** begin **

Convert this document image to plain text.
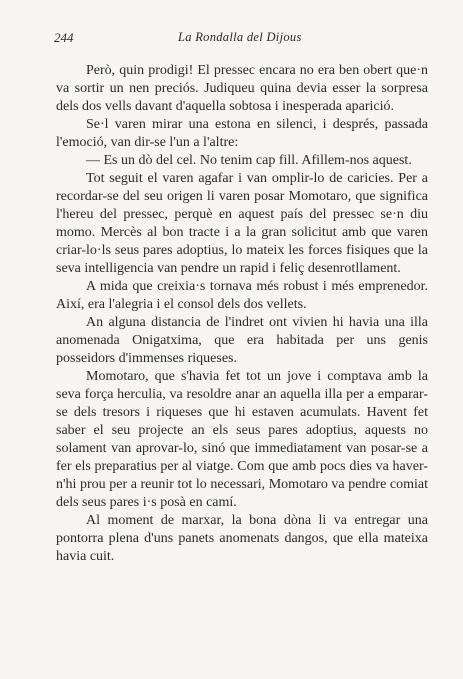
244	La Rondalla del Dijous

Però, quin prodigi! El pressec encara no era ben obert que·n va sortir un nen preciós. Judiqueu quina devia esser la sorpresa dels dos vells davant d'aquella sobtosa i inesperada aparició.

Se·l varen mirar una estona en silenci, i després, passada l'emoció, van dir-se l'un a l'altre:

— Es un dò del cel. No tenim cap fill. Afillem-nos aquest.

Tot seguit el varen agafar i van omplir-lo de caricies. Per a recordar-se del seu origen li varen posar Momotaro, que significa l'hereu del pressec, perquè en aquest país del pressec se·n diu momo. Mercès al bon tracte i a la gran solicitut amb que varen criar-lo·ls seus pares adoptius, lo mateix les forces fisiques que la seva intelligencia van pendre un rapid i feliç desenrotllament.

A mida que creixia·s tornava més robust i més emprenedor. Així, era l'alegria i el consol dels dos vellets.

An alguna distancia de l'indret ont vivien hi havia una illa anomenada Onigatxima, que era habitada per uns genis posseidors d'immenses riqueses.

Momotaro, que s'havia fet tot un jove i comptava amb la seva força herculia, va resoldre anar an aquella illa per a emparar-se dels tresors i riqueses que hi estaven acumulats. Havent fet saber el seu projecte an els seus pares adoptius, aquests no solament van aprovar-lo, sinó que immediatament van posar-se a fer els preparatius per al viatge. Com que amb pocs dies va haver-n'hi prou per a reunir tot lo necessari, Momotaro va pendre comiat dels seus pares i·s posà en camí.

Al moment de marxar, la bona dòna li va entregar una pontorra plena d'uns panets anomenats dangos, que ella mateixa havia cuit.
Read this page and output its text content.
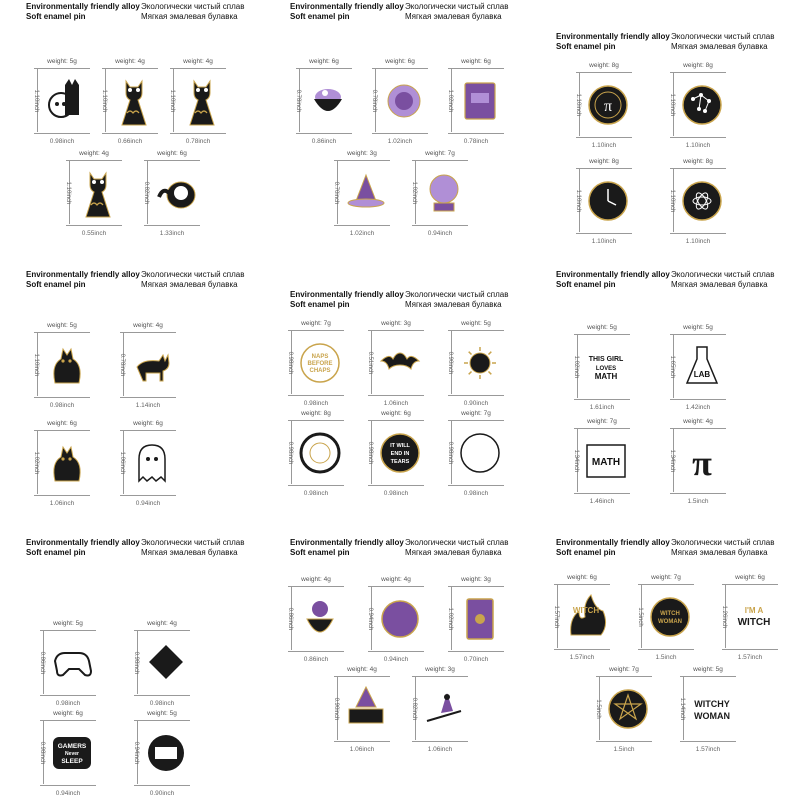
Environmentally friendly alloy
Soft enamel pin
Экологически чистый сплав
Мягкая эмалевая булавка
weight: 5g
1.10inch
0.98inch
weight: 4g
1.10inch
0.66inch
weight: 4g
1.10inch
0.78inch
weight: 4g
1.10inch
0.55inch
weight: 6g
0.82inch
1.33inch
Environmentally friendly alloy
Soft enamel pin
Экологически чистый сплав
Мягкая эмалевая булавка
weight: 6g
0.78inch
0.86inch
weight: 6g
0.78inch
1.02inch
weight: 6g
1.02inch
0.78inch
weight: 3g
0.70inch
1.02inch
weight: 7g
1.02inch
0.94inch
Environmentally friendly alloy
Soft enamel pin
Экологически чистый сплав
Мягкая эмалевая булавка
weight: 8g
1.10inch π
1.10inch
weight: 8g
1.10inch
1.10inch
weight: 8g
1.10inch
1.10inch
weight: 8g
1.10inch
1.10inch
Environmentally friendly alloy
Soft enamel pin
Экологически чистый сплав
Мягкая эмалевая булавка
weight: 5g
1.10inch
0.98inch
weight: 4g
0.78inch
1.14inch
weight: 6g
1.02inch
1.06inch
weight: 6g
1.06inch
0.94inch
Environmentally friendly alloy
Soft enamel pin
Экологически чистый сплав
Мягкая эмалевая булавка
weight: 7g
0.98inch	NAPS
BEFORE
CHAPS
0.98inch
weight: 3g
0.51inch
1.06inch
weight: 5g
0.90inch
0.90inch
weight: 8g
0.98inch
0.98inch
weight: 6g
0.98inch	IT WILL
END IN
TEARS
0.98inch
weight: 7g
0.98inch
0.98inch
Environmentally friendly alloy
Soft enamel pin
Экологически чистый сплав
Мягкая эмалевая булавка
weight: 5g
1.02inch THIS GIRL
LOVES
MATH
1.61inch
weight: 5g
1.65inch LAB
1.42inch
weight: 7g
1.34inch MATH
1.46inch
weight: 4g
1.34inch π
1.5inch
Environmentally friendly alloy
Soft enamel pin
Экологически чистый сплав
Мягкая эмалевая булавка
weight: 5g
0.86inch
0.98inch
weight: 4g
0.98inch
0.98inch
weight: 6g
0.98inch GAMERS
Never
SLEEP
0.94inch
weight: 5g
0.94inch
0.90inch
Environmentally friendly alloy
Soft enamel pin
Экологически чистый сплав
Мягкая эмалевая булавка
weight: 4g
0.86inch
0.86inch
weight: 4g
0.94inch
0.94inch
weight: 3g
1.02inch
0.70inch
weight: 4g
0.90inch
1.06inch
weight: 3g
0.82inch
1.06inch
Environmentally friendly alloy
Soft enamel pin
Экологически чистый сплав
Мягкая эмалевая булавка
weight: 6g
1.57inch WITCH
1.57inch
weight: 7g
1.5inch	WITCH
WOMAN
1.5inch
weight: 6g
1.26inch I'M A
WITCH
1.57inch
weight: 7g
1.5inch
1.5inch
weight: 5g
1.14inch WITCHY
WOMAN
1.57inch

** end **

### Your objective
In the records above, locate each line with the word "riqueses". Copy all such lines.

### Result of the exercise
An alguna distancia de l'indret ont vivien hi havia una illa anomenada Onigatxima, que era habitada per uns genis posseidors d'immenses riqueses.
Momotaro, que s'havia fet tot un jove i comptava amb la seva força herculia, va resoldre anar an aquella illa per a emparar-se dels tresors i riqueses que hi estaven acumulats. Havent fet saber el seu projecte an els seus pares adoptius, aquests no solament van aprovar-lo, sinó que immediatament van posar-se a fer els preparatius per al viatge. Com que amb pocs dies va haver-n'hi prou per a reunir tot lo necessari, Momotaro va pendre comiat dels seus pares i·s posà en camí.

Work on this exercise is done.